- PROMPT
Isolate every line in the records below with "главной" in it.

- DATASET
-.-.-

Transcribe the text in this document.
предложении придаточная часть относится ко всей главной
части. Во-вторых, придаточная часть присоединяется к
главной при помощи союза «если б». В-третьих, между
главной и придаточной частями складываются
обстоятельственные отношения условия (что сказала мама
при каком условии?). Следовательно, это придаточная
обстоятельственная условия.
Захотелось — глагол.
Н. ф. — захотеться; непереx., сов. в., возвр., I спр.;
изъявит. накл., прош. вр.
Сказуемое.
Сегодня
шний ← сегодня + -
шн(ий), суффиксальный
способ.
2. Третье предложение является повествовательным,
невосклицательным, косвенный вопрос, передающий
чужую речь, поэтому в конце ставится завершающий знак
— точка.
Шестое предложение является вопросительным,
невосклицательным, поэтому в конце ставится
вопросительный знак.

-.-.-

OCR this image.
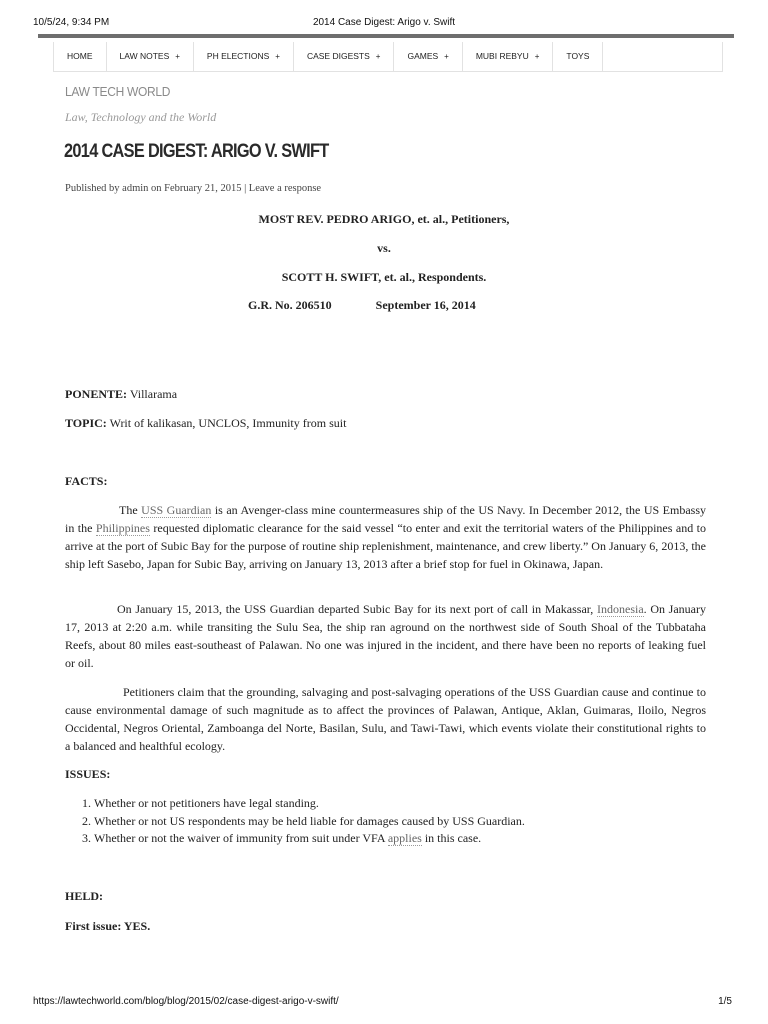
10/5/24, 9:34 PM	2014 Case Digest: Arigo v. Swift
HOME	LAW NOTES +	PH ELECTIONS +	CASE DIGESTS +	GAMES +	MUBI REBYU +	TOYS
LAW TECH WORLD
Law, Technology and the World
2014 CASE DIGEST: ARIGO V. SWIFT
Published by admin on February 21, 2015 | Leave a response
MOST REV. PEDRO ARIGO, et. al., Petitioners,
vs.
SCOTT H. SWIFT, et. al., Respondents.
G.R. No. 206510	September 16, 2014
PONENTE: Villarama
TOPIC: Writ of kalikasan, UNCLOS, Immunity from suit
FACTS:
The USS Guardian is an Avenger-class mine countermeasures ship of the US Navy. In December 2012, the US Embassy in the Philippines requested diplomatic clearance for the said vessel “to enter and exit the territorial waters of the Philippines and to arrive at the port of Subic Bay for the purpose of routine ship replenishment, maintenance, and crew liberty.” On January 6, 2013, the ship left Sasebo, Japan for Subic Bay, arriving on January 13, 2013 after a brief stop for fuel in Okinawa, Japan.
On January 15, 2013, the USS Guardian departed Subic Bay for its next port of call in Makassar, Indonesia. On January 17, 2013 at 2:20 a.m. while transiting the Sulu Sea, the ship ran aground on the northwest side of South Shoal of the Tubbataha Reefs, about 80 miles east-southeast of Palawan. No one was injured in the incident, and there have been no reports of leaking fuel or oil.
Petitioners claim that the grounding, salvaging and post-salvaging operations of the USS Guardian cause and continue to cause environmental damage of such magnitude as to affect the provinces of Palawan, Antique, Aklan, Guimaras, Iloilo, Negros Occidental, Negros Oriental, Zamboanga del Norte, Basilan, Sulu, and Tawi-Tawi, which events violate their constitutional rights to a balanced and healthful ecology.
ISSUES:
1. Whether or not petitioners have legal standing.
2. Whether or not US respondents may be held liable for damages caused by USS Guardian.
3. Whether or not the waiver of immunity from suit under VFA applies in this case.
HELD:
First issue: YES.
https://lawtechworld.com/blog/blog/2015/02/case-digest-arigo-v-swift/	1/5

-.-.-

- TASK OUTPUT
предложении придаточная часть относится ко всей главной
главной при помощи союза «если б». В-третьих, между
главной и придаточной частями складываются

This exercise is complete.